Data for the task:

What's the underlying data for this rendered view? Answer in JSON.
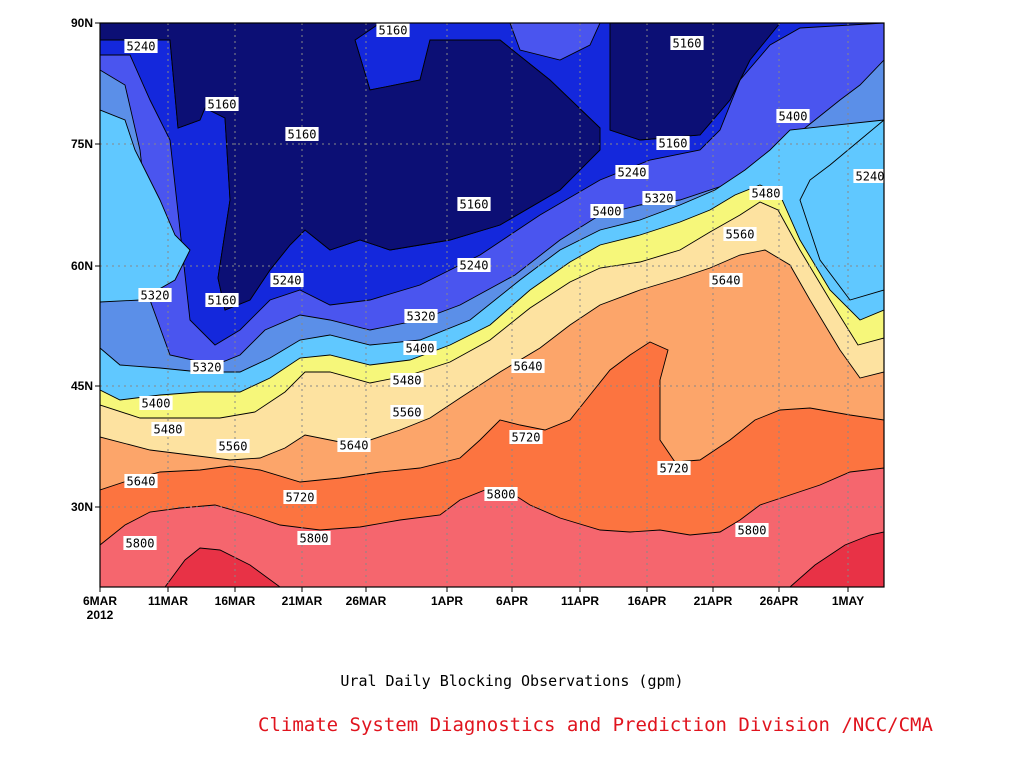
{
  "chart_data": {
    "type": "contour",
    "title": "Ural Daily Blocking Observations (gpm)",
    "credit": "Climate System Diagnostics and Prediction Division /NCC/CMA",
    "x_ticks": [
      "6MAR",
      "11MAR",
      "16MAR",
      "21MAR",
      "26MAR",
      "1APR",
      "6APR",
      "11APR",
      "16APR",
      "21APR",
      "26APR",
      "1MAY"
    ],
    "x_year_label": "2012",
    "y_ticks": [
      "90N",
      "75N",
      "60N",
      "45N",
      "30N"
    ],
    "ylim": [
      20,
      90
    ],
    "grid": "dotted",
    "contour_levels": [
      5160,
      5240,
      5320,
      5400,
      5480,
      5560,
      5640,
      5720,
      5800,
      5880
    ],
    "fill_colors": [
      "#0c0f75",
      "#1428dc",
      "#4a55ef",
      "#5b8fe8",
      "#60c8ff",
      "#f6f77a",
      "#fde2a0",
      "#fca56a",
      "#fc7440",
      "#f5666e",
      "#e83246"
    ],
    "contour_labels": [
      {
        "value": "5160"
      },
      {
        "value": "5160"
      },
      {
        "value": "5160"
      },
      {
        "value": "5160"
      },
      {
        "value": "5160"
      },
      {
        "value": "5160"
      },
      {
        "value": "5160"
      },
      {
        "value": "5240"
      },
      {
        "value": "5240"
      },
      {
        "value": "5240"
      },
      {
        "value": "5240"
      },
      {
        "value": "5240"
      },
      {
        "value": "5320"
      },
      {
        "value": "5320"
      },
      {
        "value": "5320"
      },
      {
        "value": "5320"
      },
      {
        "value": "5400"
      },
      {
        "value": "5400"
      },
      {
        "value": "5400"
      },
      {
        "value": "5400"
      },
      {
        "value": "5480"
      },
      {
        "value": "5480"
      },
      {
        "value": "5480"
      },
      {
        "value": "5560"
      },
      {
        "value": "5560"
      },
      {
        "value": "5560"
      },
      {
        "value": "5640"
      },
      {
        "value": "5640"
      },
      {
        "value": "5640"
      },
      {
        "value": "5640"
      },
      {
        "value": "5720"
      },
      {
        "value": "5720"
      },
      {
        "value": "5720"
      },
      {
        "value": "5800"
      },
      {
        "value": "5800"
      },
      {
        "value": "5800"
      },
      {
        "value": "5800"
      }
    ]
  }
}
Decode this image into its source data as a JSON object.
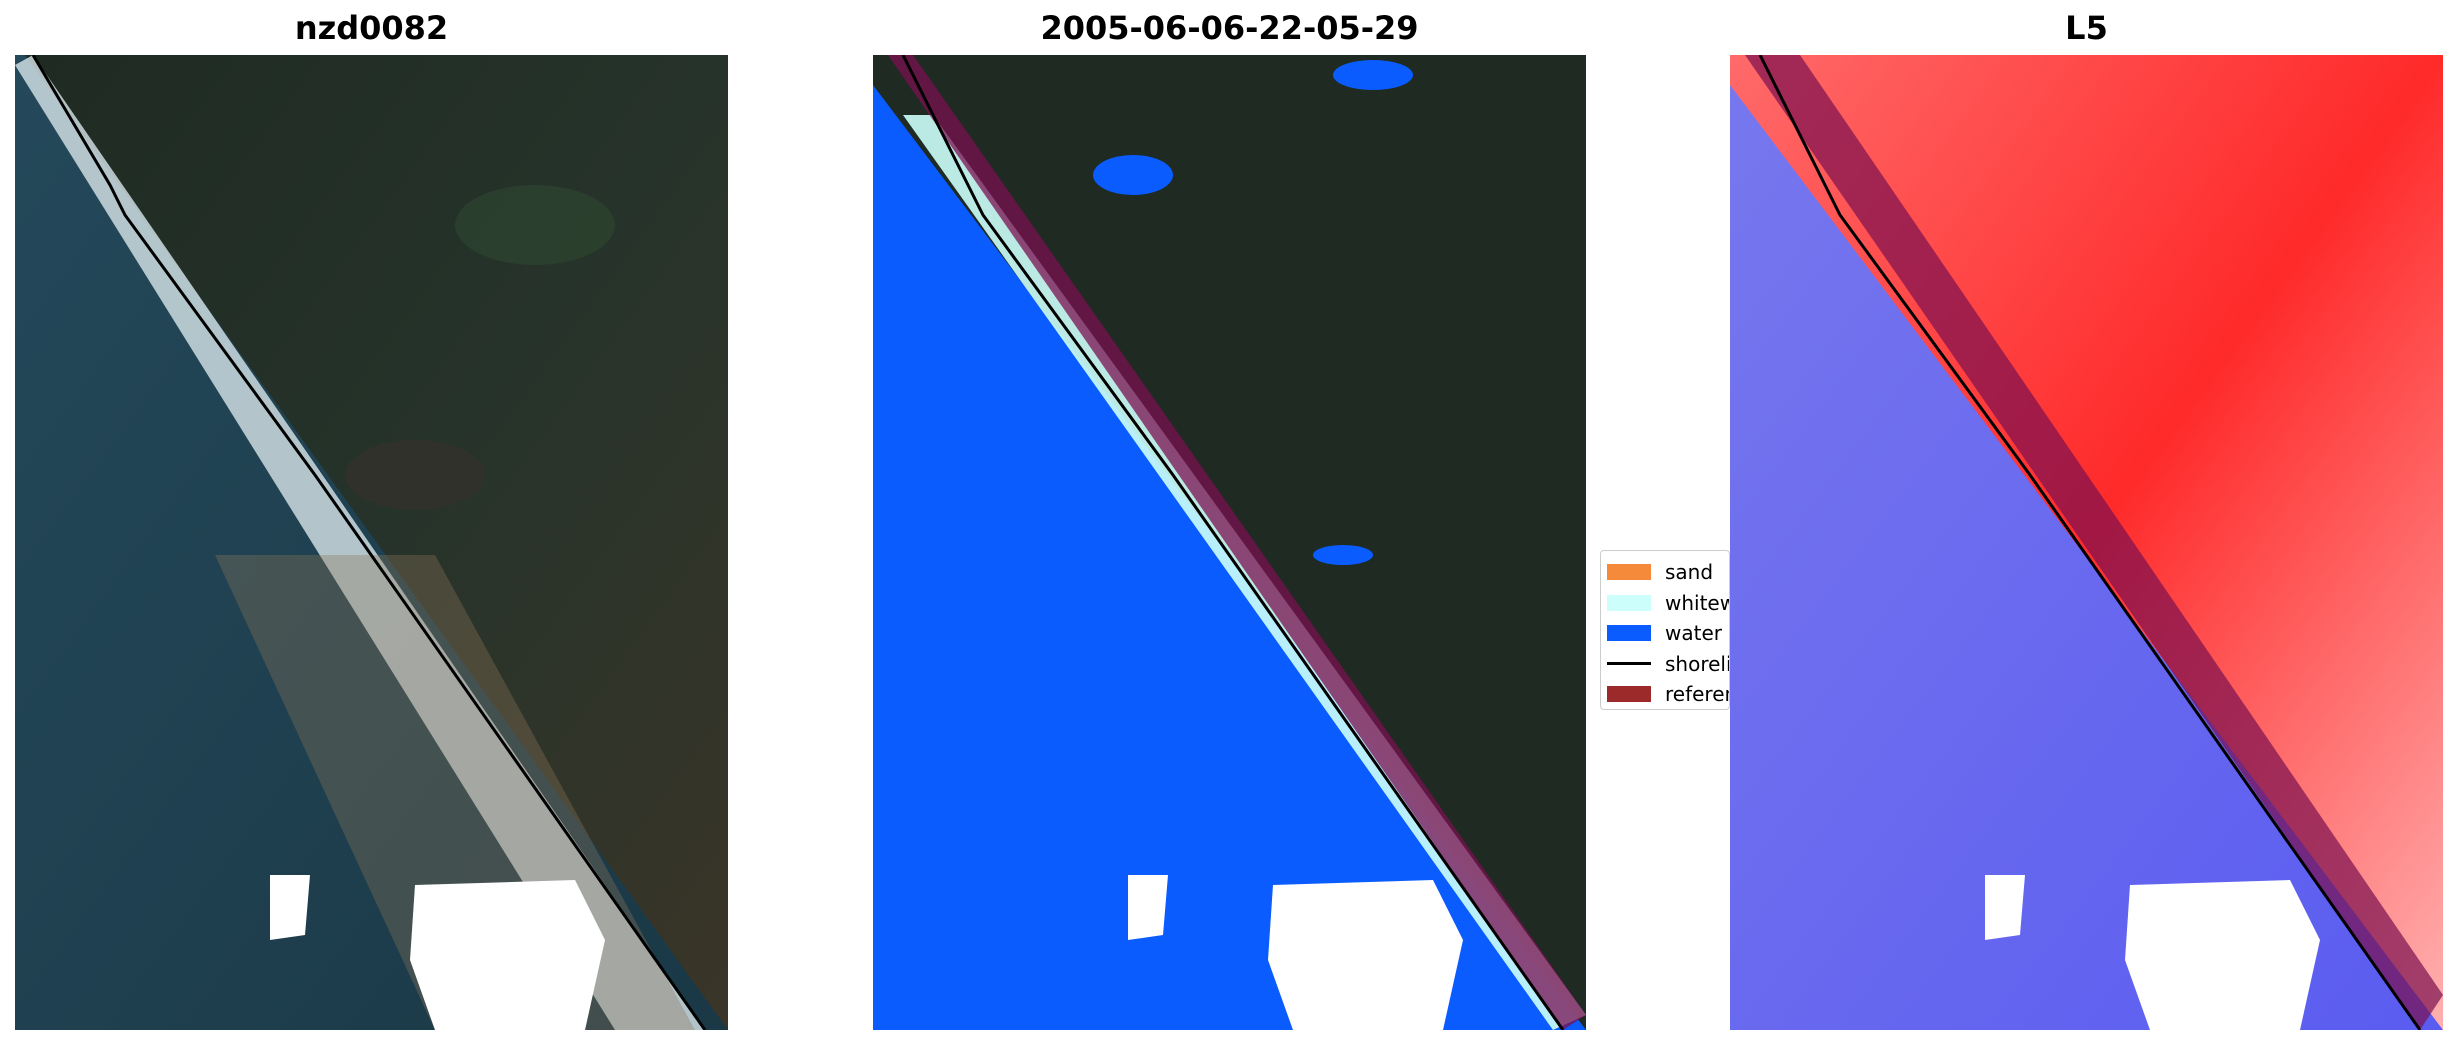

What to produce:
Nothing in the entries above should change when they are printed again, except that the pictures are dropped.

Exercise answer:
What's the underlying data for this rendered view? Answer in JSON.
{
  "chart_data": {
    "type": "contour",
    "title": "Ural Daily Blocking Observations (gpm)",
    "credit": "Climate System Diagnostics and Prediction Division /NCC/CMA",
    "x_ticks": [
      "6MAR",
      "11MAR",
      "16MAR",
      "21MAR",
      "26MAR",
      "1APR",
      "6APR",
      "11APR",
      "16APR",
      "21APR",
      "26APR",
      "1MAY"
    ],
    "x_year_label": "2012",
    "y_ticks": [
      "90N",
      "75N",
      "60N",
      "45N",
      "30N"
    ],
    "ylim": [
      20,
      90
    ],
    "grid": "dotted",
    "contour_levels": [
      5160,
      5240,
      5320,
      5400,
      5480,
      5560,
      5640,
      5720,
      5800,
      5880
    ],
    "fill_colors": [
      "#0c0f75",
      "#1428dc",
      "#4a55ef",
      "#5b8fe8",
      "#60c8ff",
      "#f6f77a",
      "#fde2a0",
      "#fca56a",
      "#fc7440",
      "#f5666e",
      "#e83246"
    ],
    "contour_labels": [
      {
        "value": "5160"
      },
      {
        "value": "5160"
      },
      {
        "value": "5160"
      },
      {
        "value": "5160"
      },
      {
        "value": "5160"
      },
      {
        "value": "5160"
      },
      {
        "value": "5160"
      },
      {
        "value": "5240"
      },
      {
        "value": "5240"
      },
      {
        "value": "5240"
      },
      {
        "value": "5240"
      },
      {
        "value": "5240"
      },
      {
        "value": "5320"
      },
      {
        "value": "5320"
      },
      {
        "value": "5320"
      },
      {
        "value": "5320"
      },
      {
        "value": "5400"
      },
      {
        "value": "5400"
      },
      {
        "value": "5400"
      },
      {
        "value": "5400"
      },
      {
        "value": "5480"
      },
      {
        "value": "5480"
      },
      {
        "value": "5480"
      },
      {
        "value": "5560"
      },
      {
        "value": "5560"
      },
      {
        "value": "5560"
      },
      {
        "value": "5640"
      },
      {
        "value": "5640"
      },
      {
        "value": "5640"
      },
      {
        "value": "5640"
      },
      {
        "value": "5720"
      },
      {
        "value": "5720"
      },
      {
        "value": "5720"
      },
      {
        "value": "5800"
      },
      {
        "value": "5800"
      },
      {
        "value": "5800"
      },
      {
        "value": "5800"
      }
    ]
  }
}
Decode this image into its source data as a JSON object.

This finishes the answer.